What the exercise asks> Collect every line that includes the string "rate".

Raw records>

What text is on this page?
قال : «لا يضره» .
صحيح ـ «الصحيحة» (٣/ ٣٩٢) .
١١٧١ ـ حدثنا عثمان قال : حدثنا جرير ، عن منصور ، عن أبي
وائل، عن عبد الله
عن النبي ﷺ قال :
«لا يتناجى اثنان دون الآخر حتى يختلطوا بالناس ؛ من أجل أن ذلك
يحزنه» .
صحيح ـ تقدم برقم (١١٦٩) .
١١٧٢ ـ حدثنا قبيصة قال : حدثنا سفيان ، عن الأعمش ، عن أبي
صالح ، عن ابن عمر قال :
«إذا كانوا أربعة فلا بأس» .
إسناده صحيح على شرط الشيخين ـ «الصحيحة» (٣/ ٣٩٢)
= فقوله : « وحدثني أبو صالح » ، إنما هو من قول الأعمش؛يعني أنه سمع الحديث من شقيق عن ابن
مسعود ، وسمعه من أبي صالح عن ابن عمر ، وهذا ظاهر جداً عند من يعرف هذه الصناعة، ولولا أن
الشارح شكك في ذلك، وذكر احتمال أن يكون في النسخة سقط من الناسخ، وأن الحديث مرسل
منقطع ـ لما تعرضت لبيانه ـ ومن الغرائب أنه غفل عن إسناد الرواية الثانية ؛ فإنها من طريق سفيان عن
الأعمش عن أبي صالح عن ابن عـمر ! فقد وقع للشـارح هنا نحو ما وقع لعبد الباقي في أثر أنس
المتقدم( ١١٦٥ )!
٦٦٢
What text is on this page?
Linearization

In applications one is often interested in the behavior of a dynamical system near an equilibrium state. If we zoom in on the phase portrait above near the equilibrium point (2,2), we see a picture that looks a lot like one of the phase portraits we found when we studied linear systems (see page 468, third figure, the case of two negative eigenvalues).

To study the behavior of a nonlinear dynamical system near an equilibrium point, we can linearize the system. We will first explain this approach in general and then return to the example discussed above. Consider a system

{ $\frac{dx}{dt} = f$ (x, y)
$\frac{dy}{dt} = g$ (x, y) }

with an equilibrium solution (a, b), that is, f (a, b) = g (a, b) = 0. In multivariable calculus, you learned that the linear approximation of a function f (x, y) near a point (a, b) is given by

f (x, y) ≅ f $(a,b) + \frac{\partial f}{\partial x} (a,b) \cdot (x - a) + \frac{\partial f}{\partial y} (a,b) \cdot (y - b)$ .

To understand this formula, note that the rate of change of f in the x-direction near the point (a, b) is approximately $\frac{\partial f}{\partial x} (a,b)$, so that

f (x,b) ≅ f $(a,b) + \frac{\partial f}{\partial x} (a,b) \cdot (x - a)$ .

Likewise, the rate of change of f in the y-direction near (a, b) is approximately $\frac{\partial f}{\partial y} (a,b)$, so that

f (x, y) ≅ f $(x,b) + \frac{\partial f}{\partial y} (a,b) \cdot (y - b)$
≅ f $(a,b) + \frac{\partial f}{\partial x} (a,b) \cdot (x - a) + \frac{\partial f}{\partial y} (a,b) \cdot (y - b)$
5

Finished task>
To understand this formula, note that the rate of change of f in the x-direction near the point (a, b) is approximately $\frac{\partial f}{\partial x} (a,b)$, so that
Likewise, the rate of change of f in the y-direction near (a, b) is approximately $\frac{\partial f}{\partial y} (a,b)$, so that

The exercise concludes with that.